Extracted records >>
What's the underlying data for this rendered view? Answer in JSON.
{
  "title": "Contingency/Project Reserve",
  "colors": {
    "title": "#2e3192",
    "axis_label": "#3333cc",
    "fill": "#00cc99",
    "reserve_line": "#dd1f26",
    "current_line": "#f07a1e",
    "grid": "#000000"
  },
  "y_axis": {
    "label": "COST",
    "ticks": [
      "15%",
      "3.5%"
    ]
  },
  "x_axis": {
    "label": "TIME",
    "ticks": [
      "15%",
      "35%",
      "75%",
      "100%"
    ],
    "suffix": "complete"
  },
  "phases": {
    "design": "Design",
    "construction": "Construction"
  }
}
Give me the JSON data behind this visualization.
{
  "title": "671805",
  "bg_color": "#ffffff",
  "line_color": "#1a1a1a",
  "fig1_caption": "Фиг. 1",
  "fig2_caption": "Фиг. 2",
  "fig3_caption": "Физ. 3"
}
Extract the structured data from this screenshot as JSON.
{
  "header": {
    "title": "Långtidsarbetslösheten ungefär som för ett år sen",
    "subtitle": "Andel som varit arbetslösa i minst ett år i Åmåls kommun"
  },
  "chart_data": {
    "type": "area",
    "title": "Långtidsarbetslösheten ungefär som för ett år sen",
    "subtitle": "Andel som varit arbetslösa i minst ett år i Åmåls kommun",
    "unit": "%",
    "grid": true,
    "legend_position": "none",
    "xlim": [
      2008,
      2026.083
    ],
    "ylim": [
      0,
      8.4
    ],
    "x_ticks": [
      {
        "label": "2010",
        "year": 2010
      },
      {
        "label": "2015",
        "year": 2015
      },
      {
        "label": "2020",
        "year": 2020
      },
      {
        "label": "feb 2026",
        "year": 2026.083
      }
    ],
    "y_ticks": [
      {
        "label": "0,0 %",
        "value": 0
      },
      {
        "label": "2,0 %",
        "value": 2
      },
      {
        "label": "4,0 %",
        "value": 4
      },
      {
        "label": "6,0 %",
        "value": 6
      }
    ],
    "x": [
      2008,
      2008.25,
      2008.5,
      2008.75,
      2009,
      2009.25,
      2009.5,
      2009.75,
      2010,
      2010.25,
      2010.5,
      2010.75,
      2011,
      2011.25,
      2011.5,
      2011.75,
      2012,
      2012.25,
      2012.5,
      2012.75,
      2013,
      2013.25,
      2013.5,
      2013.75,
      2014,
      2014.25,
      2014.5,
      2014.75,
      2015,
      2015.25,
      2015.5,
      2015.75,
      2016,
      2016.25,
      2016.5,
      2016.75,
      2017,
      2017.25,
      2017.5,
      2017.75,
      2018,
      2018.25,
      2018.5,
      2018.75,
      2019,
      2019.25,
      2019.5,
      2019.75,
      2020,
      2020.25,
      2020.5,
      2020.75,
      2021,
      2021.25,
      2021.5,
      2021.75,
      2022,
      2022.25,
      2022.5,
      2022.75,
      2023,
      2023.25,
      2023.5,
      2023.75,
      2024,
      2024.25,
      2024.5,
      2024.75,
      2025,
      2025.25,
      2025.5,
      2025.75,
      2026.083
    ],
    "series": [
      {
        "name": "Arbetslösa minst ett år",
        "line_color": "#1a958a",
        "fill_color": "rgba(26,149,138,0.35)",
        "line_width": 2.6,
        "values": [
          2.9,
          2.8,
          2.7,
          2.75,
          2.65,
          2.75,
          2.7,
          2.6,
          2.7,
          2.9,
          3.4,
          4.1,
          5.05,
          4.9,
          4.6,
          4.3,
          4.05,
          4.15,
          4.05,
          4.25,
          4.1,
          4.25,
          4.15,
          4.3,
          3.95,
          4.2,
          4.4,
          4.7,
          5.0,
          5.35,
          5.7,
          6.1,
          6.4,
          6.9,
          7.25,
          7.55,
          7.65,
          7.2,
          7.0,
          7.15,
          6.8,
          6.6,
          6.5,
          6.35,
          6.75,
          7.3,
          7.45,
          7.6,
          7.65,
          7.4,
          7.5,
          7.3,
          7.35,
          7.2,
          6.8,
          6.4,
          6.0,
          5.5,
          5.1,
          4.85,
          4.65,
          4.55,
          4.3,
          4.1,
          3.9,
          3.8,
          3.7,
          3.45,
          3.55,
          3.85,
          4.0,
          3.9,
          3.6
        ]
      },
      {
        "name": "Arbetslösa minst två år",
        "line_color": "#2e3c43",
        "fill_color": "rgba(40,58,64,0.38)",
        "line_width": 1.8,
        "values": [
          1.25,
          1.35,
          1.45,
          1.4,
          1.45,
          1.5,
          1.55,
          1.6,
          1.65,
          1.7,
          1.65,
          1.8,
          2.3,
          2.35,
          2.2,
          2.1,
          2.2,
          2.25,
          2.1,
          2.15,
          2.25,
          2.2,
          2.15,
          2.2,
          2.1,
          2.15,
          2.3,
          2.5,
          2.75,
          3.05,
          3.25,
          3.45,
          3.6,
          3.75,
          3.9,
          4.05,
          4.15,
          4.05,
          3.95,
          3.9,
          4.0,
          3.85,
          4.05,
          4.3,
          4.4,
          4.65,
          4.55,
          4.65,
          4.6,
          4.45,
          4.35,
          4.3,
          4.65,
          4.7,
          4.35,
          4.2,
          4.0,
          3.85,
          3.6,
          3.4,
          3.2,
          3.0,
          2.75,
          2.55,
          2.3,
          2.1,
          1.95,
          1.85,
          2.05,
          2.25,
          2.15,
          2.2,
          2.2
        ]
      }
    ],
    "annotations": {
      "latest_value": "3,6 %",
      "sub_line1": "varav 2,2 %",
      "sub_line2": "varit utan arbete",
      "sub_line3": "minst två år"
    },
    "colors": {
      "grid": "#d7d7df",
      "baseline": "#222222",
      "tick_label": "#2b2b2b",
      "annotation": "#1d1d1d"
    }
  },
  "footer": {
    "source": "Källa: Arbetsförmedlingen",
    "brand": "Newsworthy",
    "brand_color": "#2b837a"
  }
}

Exercise goal >>
Restate all of the entries above precisely.

Task result >>
What's the underlying data for this rendered view? Answer in JSON.
{
  "title": "Contingency/Project Reserve",
  "colors": {
    "title": "#2e3192",
    "axis_label": "#3333cc",
    "fill": "#00cc99",
    "reserve_line": "#dd1f26",
    "current_line": "#f07a1e",
    "grid": "#000000"
  },
  "y_axis": {
    "label": "COST",
    "ticks": [
      "15%",
      "3.5%"
    ]
  },
  "x_axis": {
    "label": "TIME",
    "ticks": [
      "15%",
      "35%",
      "75%",
      "100%"
    ],
    "suffix": "complete"
  },
  "phases": {
    "design": "Design",
    "construction": "Construction"
  }
}
Give me the JSON data behind this visualization.
{
  "title": "671805",
  "bg_color": "#ffffff",
  "line_color": "#1a1a1a",
  "fig1_caption": "Фиг. 1",
  "fig2_caption": "Фиг. 2",
  "fig3_caption": "Физ. 3"
}
Extract the structured data from this screenshot as JSON.
{
  "header": {
    "title": "Långtidsarbetslösheten ungefär som för ett år sen",
    "subtitle": "Andel som varit arbetslösa i minst ett år i Åmåls kommun"
  },
  "chart_data": {
    "type": "area",
    "title": "Långtidsarbetslösheten ungefär som för ett år sen",
    "subtitle": "Andel som varit arbetslösa i minst ett år i Åmåls kommun",
    "unit": "%",
    "grid": true,
    "legend_position": "none",
    "xlim": [
      2008,
      2026.083
    ],
    "ylim": [
      0,
      8.4
    ],
    "x_ticks": [
      {
        "label": "2010",
        "year": 2010
      },
      {
        "label": "2015",
        "year": 2015
      },
      {
        "label": "2020",
        "year": 2020
      },
      {
        "label": "feb 2026",
        "year": 2026.083
      }
    ],
    "y_ticks": [
      {
        "label": "0,0 %",
        "value": 0
      },
      {
        "label": "2,0 %",
        "value": 2
      },
      {
        "label": "4,0 %",
        "value": 4
      },
      {
        "label": "6,0 %",
        "value": 6
      }
    ],
    "x": [
      2008,
      2008.25,
      2008.5,
      2008.75,
      2009,
      2009.25,
      2009.5,
      2009.75,
      2010,
      2010.25,
      2010.5,
      2010.75,
      2011,
      2011.25,
      2011.5,
      2011.75,
      2012,
      2012.25,
      2012.5,
      2012.75,
      2013,
      2013.25,
      2013.5,
      2013.75,
      2014,
      2014.25,
      2014.5,
      2014.75,
      2015,
      2015.25,
      2015.5,
      2015.75,
      2016,
      2016.25,
      2016.5,
      2016.75,
      2017,
      2017.25,
      2017.5,
      2017.75,
      2018,
      2018.25,
      2018.5,
      2018.75,
      2019,
      2019.25,
      2019.5,
      2019.75,
      2020,
      2020.25,
      2020.5,
      2020.75,
      2021,
      2021.25,
      2021.5,
      2021.75,
      2022,
      2022.25,
      2022.5,
      2022.75,
      2023,
      2023.25,
      2023.5,
      2023.75,
      2024,
      2024.25,
      2024.5,
      2024.75,
      2025,
      2025.25,
      2025.5,
      2025.75,
      2026.083
    ],
    "series": [
      {
        "name": "Arbetslösa minst ett år",
        "line_color": "#1a958a",
        "fill_color": "rgba(26,149,138,0.35)",
        "line_width": 2.6,
        "values": [
          2.9,
          2.8,
          2.7,
          2.75,
          2.65,
          2.75,
          2.7,
          2.6,
          2.7,
          2.9,
          3.4,
          4.1,
          5.05,
          4.9,
          4.6,
          4.3,
          4.05,
          4.15,
          4.05,
          4.25,
          4.1,
          4.25,
          4.15,
          4.3,
          3.95,
          4.2,
          4.4,
          4.7,
          5.0,
          5.35,
          5.7,
          6.1,
          6.4,
          6.9,
          7.25,
          7.55,
          7.65,
          7.2,
          7.0,
          7.15,
          6.8,
          6.6,
          6.5,
          6.35,
          6.75,
          7.3,
          7.45,
          7.6,
          7.65,
          7.4,
          7.5,
          7.3,
          7.35,
          7.2,
          6.8,
          6.4,
          6.0,
          5.5,
          5.1,
          4.85,
          4.65,
          4.55,
          4.3,
          4.1,
          3.9,
          3.8,
          3.7,
          3.45,
          3.55,
          3.85,
          4.0,
          3.9,
          3.6
        ]
      },
      {
        "name": "Arbetslösa minst två år",
        "line_color": "#2e3c43",
        "fill_color": "rgba(40,58,64,0.38)",
        "line_width": 1.8,
        "values": [
          1.25,
          1.35,
          1.45,
          1.4,
          1.45,
          1.5,
          1.55,
          1.6,
          1.65,
          1.7,
          1.65,
          1.8,
          2.3,
          2.35,
          2.2,
          2.1,
          2.2,
          2.25,
          2.1,
          2.15,
          2.25,
          2.2,
          2.15,
          2.2,
          2.1,
          2.15,
          2.3,
          2.5,
          2.75,
          3.05,
          3.25,
          3.45,
          3.6,
          3.75,
          3.9,
          4.05,
          4.15,
          4.05,
          3.95,
          3.9,
          4.0,
          3.85,
          4.05,
          4.3,
          4.4,
          4.65,
          4.55,
          4.65,
          4.6,
          4.45,
          4.35,
          4.3,
          4.65,
          4.7,
          4.35,
          4.2,
          4.0,
          3.85,
          3.6,
          3.4,
          3.2,
          3.0,
          2.75,
          2.55,
          2.3,
          2.1,
          1.95,
          1.85,
          2.05,
          2.25,
          2.15,
          2.2,
          2.2
        ]
      }
    ],
    "annotations": {
      "latest_value": "3,6 %",
      "sub_line1": "varav 2,2 %",
      "sub_line2": "varit utan arbete",
      "sub_line3": "minst två år"
    },
    "colors": {
      "grid": "#d7d7df",
      "baseline": "#222222",
      "tick_label": "#2b2b2b",
      "annotation": "#1d1d1d"
    }
  },
  "footer": {
    "source": "Källa: Arbetsförmedlingen",
    "brand": "Newsworthy",
    "brand_color": "#2b837a"
  }
}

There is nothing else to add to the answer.